[Aim]
List every line below that contains the string "down". Case counts.

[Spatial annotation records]
● ● ● ●
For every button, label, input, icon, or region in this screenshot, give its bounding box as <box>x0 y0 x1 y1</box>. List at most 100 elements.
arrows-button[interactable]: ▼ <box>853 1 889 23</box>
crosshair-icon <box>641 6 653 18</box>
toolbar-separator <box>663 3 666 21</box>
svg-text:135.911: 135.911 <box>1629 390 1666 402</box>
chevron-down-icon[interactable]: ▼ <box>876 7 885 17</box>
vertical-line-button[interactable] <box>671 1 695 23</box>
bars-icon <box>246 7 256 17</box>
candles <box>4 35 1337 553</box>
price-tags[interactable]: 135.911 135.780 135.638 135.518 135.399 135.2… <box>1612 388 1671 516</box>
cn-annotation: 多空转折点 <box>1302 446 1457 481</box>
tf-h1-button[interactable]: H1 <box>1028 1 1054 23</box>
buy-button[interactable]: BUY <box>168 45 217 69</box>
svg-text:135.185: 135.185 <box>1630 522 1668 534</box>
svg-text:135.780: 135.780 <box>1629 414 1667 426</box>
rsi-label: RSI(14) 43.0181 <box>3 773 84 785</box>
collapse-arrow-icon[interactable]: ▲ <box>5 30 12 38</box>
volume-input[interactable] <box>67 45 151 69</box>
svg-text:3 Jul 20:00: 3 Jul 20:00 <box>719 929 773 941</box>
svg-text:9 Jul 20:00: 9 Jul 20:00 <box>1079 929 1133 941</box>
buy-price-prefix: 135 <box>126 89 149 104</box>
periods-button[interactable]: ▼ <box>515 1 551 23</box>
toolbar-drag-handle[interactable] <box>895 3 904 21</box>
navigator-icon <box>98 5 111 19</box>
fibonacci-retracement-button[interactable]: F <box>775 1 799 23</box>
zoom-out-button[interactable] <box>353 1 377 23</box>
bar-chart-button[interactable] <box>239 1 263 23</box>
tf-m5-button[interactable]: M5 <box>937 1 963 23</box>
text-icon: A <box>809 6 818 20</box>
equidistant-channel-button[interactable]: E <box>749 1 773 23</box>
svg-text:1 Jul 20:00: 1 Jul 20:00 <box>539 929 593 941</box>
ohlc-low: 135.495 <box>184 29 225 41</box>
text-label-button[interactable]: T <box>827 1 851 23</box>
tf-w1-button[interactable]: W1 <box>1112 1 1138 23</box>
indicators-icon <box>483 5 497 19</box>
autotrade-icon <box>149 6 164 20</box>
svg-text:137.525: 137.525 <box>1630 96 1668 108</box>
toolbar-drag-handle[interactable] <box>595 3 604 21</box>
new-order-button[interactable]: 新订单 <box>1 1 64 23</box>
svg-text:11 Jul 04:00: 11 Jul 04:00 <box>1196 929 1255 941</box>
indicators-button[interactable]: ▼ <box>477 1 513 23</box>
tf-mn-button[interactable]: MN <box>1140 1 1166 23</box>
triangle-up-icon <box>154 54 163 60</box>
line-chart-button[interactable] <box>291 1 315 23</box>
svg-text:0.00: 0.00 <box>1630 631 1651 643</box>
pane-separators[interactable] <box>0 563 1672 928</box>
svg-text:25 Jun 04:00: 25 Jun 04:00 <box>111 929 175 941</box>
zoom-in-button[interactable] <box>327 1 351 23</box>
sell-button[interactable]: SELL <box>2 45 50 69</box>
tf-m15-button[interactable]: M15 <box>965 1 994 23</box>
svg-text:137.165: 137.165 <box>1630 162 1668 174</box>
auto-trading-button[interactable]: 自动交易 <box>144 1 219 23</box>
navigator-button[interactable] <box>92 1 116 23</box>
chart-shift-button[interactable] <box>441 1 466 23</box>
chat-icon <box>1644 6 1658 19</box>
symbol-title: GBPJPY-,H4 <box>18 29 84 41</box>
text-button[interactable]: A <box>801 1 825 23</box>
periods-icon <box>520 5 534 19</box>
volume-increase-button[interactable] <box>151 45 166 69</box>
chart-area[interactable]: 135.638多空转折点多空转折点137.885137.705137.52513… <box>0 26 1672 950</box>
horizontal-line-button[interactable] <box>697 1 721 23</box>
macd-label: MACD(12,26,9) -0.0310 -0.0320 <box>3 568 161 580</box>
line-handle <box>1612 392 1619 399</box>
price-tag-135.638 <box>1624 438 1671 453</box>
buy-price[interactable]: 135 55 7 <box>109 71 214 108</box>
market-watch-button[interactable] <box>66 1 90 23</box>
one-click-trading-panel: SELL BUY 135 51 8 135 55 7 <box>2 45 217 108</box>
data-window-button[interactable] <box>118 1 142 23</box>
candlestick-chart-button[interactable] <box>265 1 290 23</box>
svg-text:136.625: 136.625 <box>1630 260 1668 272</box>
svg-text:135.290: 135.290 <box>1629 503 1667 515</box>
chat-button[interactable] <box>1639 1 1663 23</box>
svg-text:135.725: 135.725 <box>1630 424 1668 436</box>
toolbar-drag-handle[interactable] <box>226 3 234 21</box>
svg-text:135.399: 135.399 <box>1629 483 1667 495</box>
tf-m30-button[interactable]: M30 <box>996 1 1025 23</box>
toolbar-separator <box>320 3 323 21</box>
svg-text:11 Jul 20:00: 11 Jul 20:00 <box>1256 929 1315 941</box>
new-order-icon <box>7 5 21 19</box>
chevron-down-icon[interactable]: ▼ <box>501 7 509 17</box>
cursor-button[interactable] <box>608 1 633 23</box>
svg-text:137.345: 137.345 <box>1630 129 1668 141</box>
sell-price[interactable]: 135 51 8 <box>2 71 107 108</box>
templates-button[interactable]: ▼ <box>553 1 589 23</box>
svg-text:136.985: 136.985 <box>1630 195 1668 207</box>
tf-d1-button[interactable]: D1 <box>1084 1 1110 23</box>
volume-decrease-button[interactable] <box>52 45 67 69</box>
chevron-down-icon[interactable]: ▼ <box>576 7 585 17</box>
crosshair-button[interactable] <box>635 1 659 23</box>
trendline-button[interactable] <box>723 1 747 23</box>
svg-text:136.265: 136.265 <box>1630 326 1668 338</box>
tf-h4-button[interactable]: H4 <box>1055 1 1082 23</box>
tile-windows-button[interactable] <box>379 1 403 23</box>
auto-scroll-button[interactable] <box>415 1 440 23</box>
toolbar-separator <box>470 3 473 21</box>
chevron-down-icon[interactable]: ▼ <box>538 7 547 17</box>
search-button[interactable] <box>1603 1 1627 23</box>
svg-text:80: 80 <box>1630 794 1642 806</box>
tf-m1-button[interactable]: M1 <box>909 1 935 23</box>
● ● ● ●
[Correct response]
chevron-down-icon[interactable]: ▼ <box>876 7 885 17</box>
chevron-down-icon[interactable]: ▼ <box>501 7 509 17</box>
chevron-down-icon[interactable]: ▼ <box>576 7 585 17</box>
chevron-down-icon[interactable]: ▼ <box>538 7 547 17</box>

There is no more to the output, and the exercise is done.